* start *

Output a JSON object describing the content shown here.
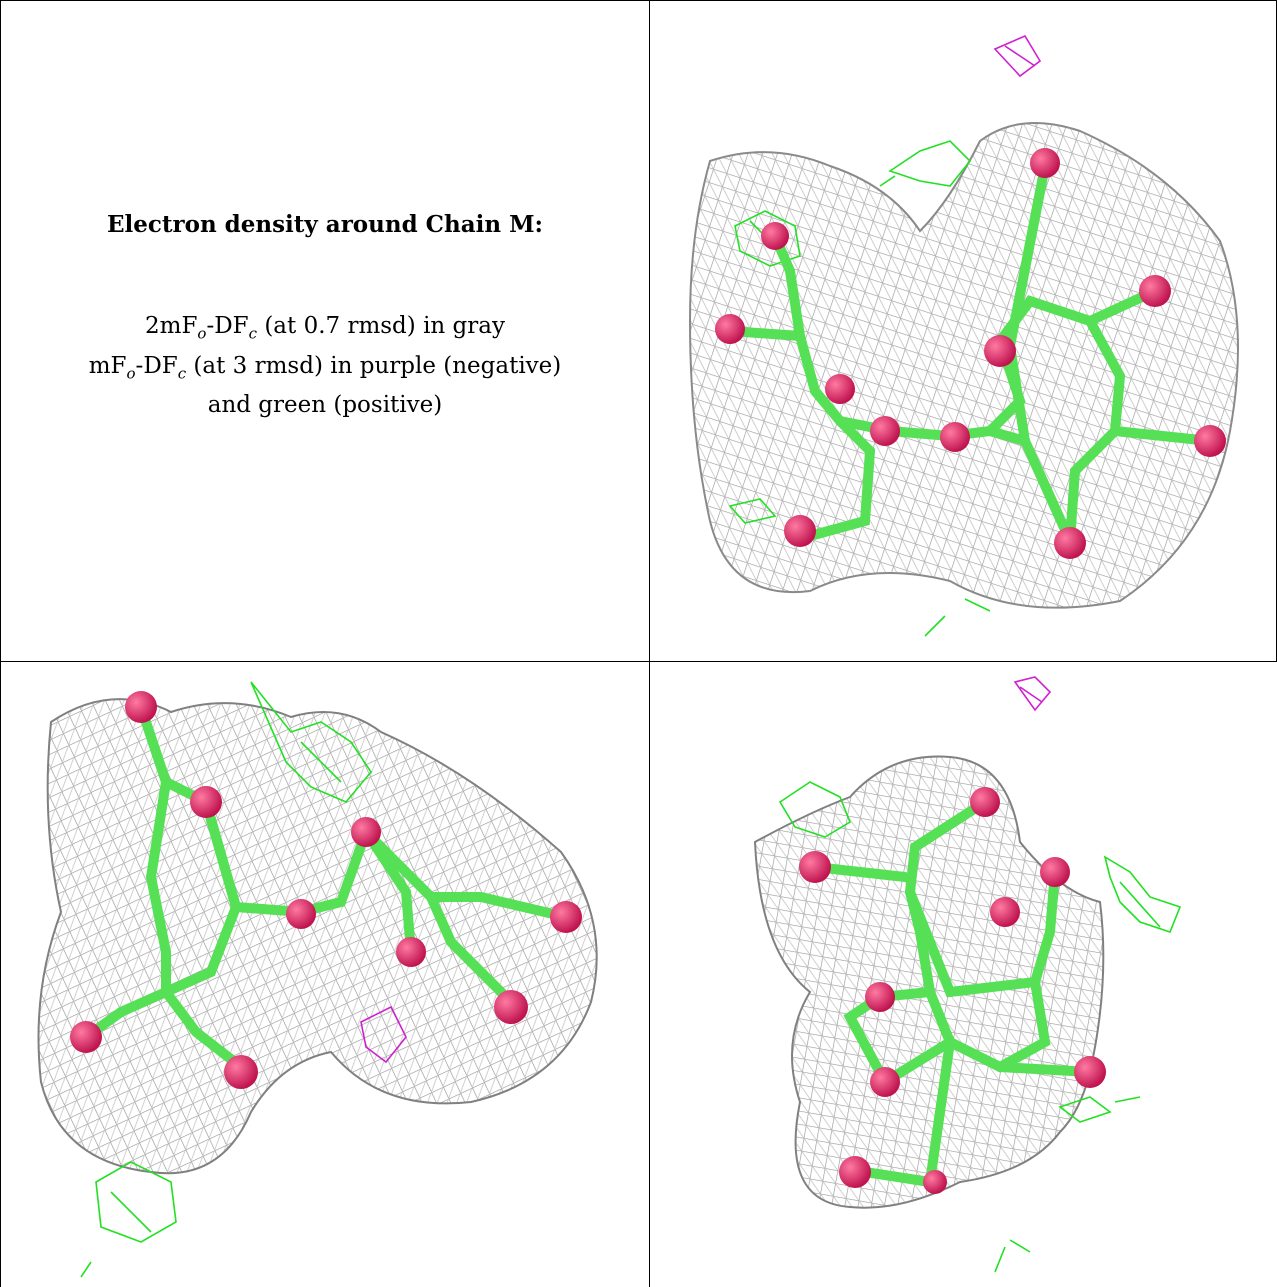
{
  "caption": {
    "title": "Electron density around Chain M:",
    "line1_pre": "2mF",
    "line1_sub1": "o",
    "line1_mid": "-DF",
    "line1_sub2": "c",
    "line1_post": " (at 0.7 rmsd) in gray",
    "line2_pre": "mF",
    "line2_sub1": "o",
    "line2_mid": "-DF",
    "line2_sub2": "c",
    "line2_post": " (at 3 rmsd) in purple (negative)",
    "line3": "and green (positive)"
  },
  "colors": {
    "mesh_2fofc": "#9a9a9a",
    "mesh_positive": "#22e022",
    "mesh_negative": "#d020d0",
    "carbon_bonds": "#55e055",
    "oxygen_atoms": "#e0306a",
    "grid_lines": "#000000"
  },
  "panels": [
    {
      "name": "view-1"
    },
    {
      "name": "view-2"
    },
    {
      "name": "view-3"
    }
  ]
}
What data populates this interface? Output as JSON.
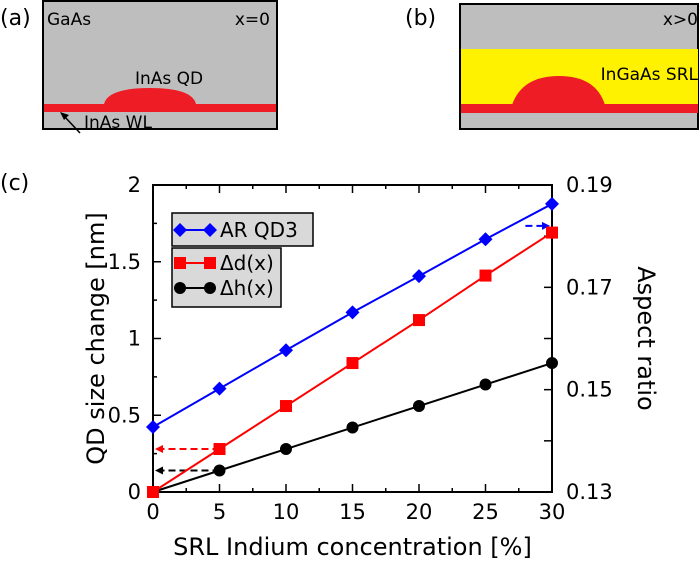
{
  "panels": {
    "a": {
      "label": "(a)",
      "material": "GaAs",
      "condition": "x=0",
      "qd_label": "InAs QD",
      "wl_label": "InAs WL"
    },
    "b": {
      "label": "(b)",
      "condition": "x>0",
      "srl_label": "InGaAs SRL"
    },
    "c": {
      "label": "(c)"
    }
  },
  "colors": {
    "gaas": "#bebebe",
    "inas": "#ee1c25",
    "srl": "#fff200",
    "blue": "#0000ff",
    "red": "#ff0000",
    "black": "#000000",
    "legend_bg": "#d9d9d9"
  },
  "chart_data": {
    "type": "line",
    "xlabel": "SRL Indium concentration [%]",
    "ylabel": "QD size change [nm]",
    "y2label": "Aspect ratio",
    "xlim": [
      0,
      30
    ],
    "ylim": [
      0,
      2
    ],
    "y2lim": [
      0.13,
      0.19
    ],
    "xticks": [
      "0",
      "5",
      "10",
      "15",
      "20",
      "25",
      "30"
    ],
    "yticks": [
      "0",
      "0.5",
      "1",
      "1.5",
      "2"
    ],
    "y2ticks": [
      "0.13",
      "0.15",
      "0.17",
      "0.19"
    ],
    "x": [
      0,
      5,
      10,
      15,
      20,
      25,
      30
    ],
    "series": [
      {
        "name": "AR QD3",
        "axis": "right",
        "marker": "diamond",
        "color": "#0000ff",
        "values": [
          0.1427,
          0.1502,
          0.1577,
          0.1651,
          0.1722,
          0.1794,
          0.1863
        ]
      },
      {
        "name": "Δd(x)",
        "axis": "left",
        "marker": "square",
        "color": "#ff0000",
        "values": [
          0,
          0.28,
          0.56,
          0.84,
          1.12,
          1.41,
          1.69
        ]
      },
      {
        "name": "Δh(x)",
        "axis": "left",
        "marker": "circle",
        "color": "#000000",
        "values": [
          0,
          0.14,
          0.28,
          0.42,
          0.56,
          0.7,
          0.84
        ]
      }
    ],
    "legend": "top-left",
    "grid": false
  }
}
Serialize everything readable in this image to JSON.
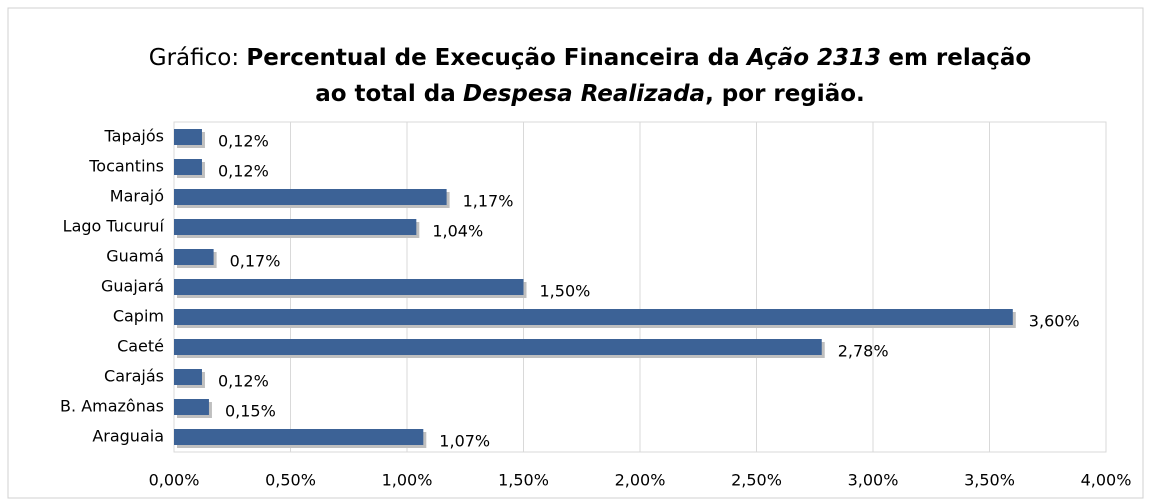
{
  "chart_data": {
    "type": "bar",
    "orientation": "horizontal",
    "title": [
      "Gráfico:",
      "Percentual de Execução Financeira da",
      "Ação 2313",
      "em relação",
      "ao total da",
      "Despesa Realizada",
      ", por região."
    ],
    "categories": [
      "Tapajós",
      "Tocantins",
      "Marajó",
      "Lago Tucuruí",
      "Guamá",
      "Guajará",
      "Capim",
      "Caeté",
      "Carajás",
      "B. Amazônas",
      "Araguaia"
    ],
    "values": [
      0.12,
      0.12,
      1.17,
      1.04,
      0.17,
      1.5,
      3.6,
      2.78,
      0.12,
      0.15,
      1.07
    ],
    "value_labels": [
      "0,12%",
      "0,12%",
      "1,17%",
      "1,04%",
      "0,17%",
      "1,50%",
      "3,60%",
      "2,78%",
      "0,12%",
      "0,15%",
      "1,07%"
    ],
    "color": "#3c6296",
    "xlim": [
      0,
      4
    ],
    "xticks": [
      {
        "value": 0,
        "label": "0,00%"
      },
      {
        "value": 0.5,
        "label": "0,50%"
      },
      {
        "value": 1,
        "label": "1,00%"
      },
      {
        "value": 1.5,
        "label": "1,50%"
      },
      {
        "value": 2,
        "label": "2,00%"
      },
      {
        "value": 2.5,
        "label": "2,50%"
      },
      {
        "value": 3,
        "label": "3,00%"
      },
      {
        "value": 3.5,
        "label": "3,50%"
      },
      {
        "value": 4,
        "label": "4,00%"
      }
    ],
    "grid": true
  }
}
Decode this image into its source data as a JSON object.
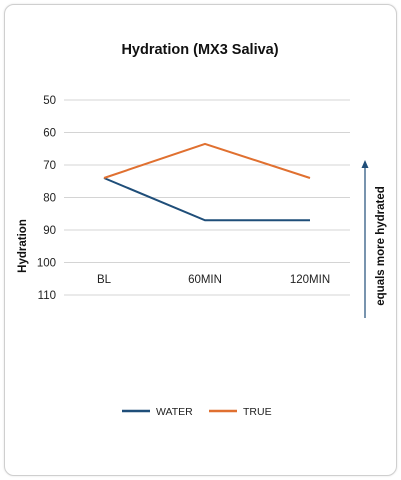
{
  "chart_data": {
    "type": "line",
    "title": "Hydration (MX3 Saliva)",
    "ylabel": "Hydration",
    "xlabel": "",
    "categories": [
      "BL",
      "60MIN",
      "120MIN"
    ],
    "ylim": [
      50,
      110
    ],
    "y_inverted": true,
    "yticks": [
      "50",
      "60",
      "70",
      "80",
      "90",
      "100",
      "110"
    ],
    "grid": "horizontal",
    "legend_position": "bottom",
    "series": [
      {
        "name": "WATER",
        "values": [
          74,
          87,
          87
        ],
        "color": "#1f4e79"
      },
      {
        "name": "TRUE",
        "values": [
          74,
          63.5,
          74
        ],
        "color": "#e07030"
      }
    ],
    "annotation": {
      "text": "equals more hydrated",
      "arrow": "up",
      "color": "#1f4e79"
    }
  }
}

* end *

TASK OBJECTIVE
Take each line containing the string "horizontal" and copy it out.

EXERCISE RESPONSE
    "orientation": "horizontal",
    "grid": "horizontal",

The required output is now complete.